== SUPPLIED RECORDS ==
-=-=-=-=-
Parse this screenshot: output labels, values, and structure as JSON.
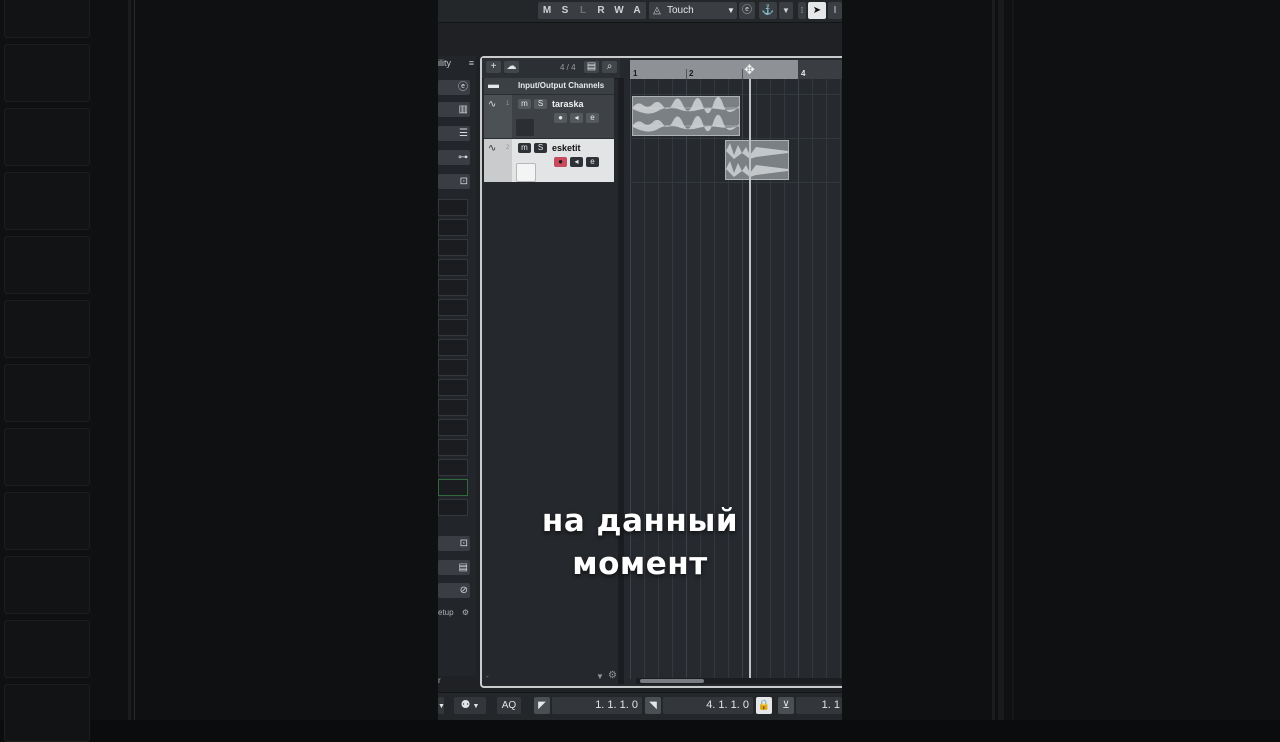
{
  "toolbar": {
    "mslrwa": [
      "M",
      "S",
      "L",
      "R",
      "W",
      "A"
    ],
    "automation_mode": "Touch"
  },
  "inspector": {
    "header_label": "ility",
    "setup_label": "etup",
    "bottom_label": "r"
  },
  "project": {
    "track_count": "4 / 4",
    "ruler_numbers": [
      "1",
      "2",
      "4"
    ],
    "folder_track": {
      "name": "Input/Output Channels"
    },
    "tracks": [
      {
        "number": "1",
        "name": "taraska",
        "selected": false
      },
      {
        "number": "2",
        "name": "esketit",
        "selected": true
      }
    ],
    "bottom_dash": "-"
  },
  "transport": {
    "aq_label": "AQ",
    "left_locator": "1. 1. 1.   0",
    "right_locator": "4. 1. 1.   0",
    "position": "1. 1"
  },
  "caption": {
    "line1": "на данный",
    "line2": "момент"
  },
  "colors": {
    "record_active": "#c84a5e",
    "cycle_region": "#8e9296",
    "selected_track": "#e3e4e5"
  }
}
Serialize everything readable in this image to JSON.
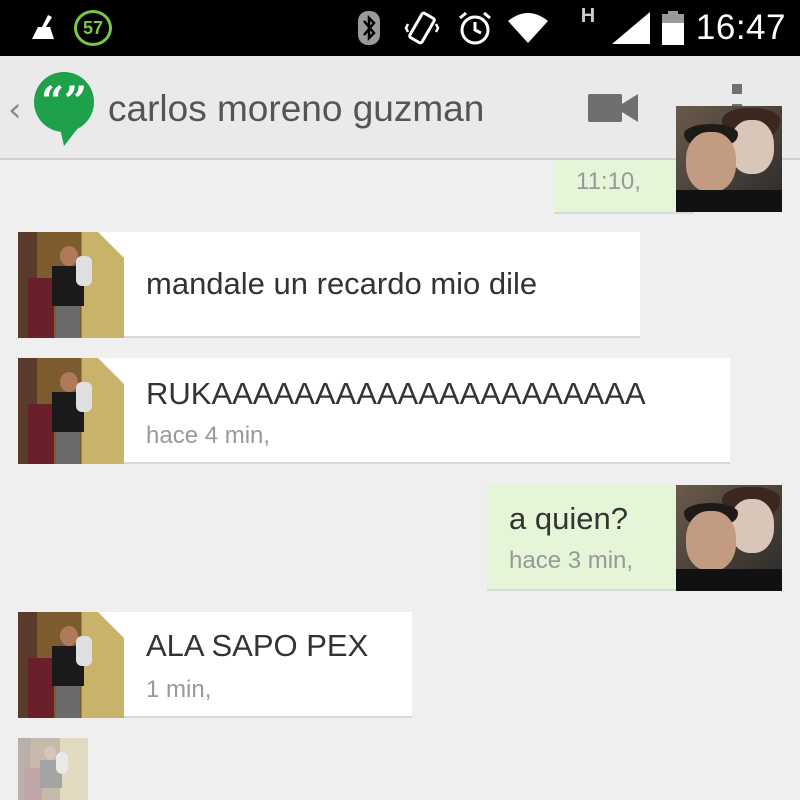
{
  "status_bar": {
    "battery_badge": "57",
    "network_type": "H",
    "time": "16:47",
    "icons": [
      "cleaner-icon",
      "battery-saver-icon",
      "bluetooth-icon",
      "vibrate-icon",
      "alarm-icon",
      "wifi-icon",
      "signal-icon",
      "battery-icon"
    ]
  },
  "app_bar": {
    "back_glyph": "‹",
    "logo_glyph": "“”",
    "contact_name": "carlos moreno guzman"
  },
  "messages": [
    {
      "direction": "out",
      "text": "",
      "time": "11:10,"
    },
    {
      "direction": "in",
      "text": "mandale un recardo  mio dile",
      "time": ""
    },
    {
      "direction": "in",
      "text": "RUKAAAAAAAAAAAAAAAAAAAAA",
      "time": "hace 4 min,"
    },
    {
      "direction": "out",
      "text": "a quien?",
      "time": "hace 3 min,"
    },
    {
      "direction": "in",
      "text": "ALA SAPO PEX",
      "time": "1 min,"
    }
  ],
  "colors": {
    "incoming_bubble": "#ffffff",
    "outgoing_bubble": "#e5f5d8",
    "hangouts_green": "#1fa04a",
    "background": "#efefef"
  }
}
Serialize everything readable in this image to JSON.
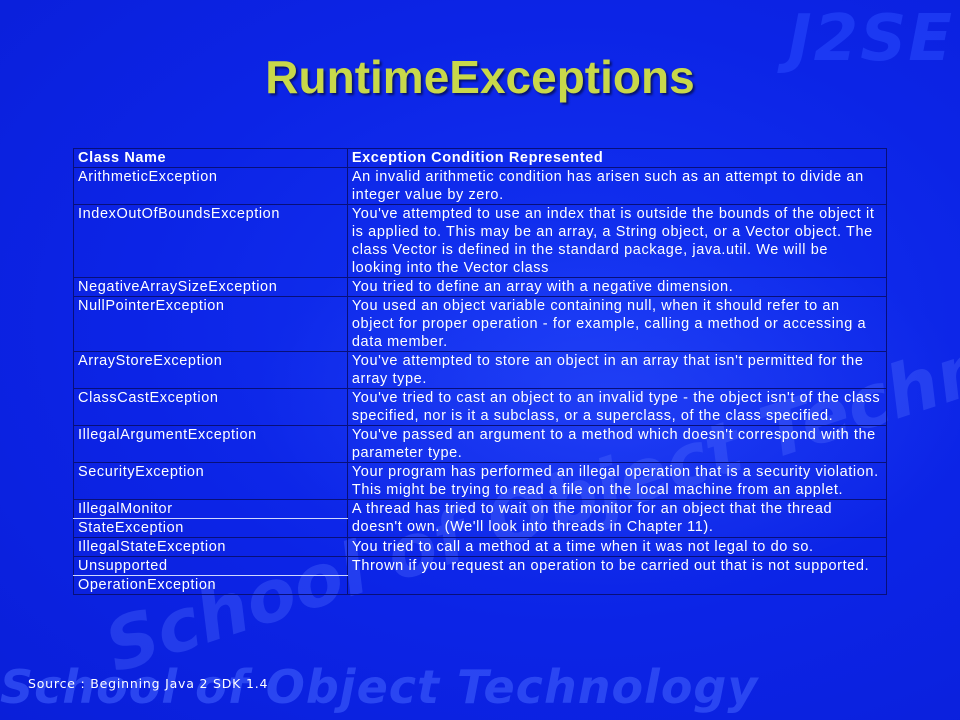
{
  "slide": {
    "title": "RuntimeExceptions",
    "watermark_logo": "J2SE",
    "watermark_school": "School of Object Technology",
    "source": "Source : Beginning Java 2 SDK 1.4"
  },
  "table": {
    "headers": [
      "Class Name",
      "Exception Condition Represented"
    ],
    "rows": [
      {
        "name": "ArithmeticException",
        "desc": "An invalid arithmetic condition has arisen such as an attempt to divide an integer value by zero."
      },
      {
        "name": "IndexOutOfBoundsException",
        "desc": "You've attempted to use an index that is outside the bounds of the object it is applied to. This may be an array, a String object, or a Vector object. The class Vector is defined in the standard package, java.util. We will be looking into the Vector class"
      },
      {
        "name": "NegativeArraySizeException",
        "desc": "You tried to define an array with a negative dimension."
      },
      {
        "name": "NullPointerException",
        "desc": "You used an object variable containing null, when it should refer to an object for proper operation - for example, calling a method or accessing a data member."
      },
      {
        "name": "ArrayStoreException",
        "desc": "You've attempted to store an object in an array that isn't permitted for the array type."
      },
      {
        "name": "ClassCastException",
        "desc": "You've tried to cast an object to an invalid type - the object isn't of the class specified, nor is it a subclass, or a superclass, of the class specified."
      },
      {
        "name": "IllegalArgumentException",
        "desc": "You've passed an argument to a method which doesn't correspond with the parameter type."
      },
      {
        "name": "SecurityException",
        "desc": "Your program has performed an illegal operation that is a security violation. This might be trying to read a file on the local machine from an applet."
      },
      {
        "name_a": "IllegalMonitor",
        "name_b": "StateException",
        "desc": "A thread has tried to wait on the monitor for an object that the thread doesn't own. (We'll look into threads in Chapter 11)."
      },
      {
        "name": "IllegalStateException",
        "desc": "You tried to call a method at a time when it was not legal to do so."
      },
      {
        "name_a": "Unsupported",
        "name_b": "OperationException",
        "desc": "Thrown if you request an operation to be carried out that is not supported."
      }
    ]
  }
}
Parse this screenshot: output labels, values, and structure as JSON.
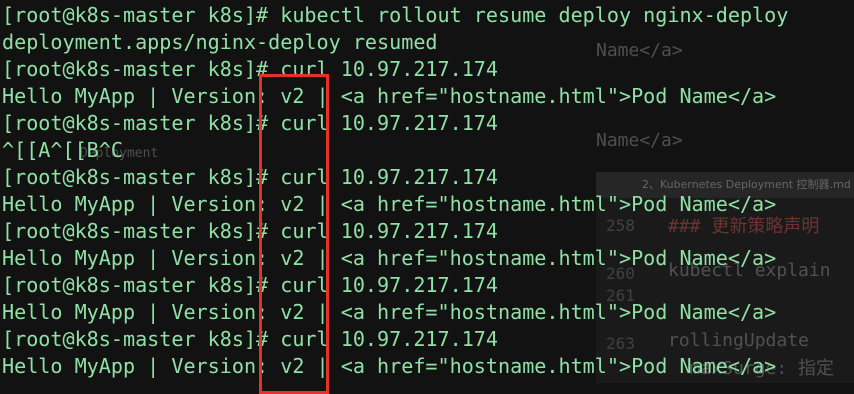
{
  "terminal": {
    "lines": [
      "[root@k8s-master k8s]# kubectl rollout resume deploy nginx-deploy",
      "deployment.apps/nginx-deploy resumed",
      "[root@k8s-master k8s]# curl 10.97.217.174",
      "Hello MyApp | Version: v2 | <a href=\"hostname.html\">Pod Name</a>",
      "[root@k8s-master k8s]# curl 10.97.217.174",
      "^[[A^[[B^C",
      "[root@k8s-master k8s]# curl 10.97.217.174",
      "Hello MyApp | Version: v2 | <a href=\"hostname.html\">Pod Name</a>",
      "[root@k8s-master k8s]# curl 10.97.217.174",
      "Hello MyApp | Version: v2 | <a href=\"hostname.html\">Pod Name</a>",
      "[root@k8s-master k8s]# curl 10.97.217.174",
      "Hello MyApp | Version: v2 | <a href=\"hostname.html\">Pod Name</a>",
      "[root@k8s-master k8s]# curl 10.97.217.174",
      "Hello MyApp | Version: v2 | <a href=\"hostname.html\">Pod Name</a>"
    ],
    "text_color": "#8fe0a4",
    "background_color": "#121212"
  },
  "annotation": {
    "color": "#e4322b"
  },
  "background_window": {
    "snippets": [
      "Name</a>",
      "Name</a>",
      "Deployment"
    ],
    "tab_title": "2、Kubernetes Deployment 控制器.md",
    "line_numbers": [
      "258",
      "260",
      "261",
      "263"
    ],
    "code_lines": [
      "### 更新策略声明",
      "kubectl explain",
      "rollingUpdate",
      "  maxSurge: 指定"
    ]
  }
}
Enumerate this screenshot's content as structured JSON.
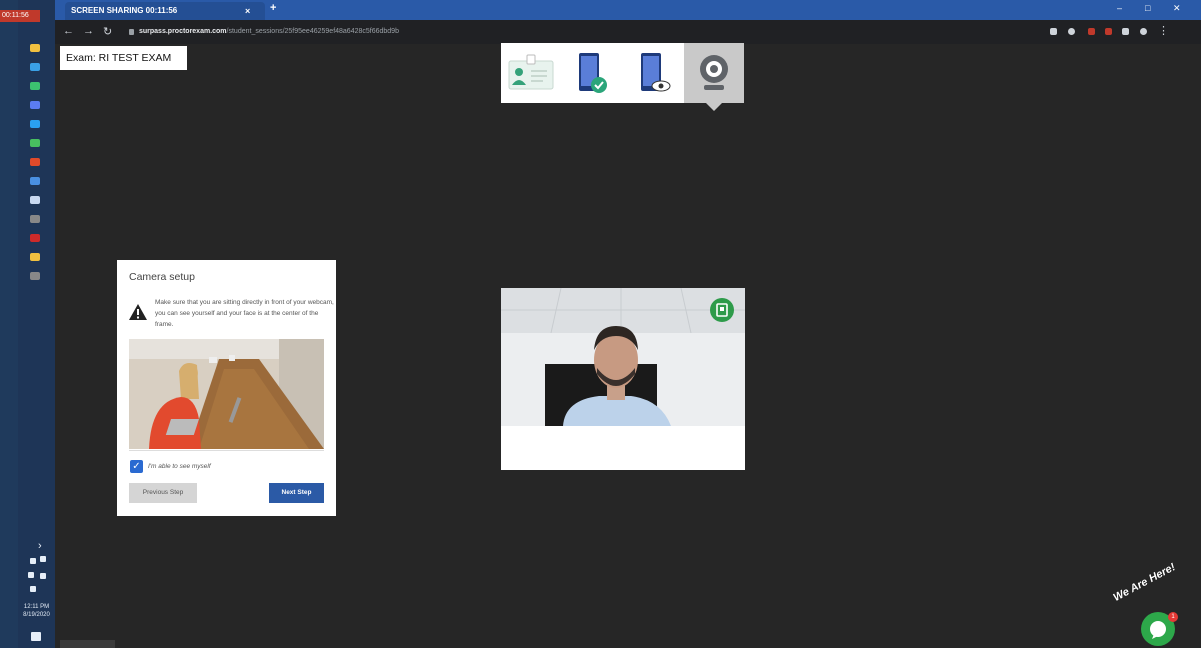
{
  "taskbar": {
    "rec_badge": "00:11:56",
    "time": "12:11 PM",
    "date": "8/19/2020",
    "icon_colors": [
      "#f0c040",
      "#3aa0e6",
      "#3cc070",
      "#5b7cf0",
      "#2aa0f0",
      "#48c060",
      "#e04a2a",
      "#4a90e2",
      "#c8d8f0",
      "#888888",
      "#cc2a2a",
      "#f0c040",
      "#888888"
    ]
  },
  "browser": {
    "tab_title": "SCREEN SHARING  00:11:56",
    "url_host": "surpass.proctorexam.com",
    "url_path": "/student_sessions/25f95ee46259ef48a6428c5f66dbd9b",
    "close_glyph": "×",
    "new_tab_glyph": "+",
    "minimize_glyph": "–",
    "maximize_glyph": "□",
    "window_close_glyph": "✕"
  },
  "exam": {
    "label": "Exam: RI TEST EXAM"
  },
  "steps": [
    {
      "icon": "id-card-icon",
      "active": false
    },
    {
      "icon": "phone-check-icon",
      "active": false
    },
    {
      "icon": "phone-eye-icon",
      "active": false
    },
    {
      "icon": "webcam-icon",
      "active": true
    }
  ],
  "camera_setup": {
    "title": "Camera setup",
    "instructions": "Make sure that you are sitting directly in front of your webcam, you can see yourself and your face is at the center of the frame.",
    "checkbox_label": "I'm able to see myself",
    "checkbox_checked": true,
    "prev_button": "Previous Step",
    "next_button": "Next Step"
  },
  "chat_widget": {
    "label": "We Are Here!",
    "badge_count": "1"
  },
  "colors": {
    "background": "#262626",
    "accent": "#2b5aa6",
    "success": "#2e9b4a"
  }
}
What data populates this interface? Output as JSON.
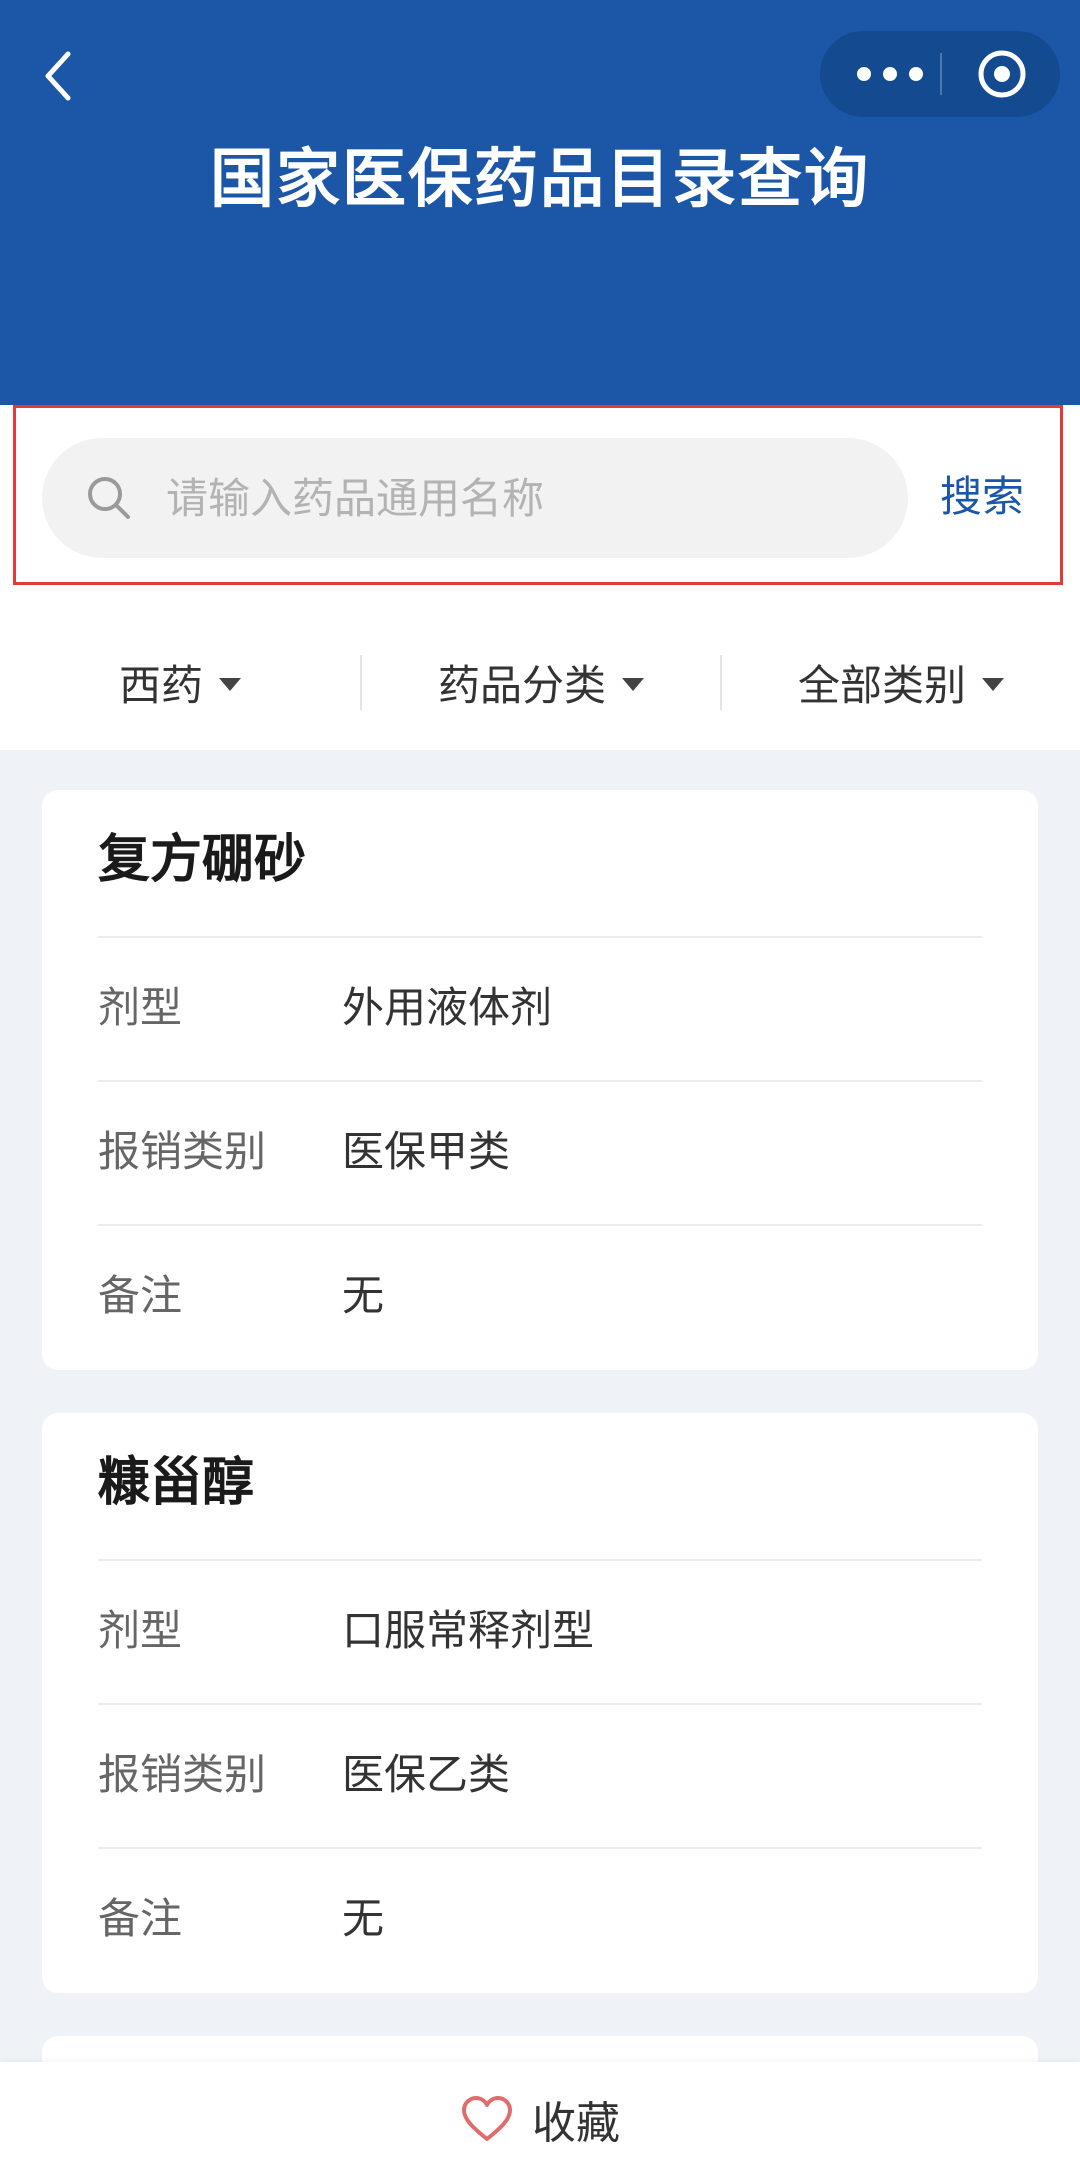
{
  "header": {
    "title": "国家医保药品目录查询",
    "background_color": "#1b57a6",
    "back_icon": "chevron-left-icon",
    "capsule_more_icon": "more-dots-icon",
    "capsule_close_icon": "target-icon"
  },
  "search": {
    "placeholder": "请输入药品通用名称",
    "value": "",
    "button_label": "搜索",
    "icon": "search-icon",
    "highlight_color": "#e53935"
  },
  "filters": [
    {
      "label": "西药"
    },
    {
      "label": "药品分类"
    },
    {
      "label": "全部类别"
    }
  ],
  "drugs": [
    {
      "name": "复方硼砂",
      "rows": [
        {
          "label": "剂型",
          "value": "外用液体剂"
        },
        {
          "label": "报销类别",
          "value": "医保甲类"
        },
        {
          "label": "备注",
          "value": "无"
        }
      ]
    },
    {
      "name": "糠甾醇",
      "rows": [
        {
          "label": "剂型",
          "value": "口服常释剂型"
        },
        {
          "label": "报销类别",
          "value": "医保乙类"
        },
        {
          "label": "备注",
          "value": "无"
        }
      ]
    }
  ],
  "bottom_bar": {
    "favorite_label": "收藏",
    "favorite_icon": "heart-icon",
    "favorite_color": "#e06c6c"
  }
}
-=-=-=-=-
== WRITTEN TASK ==
Give the number of lines above in which the word "invalid" occurs, with nothing else.

== EXERCISE OUTPUT ==
2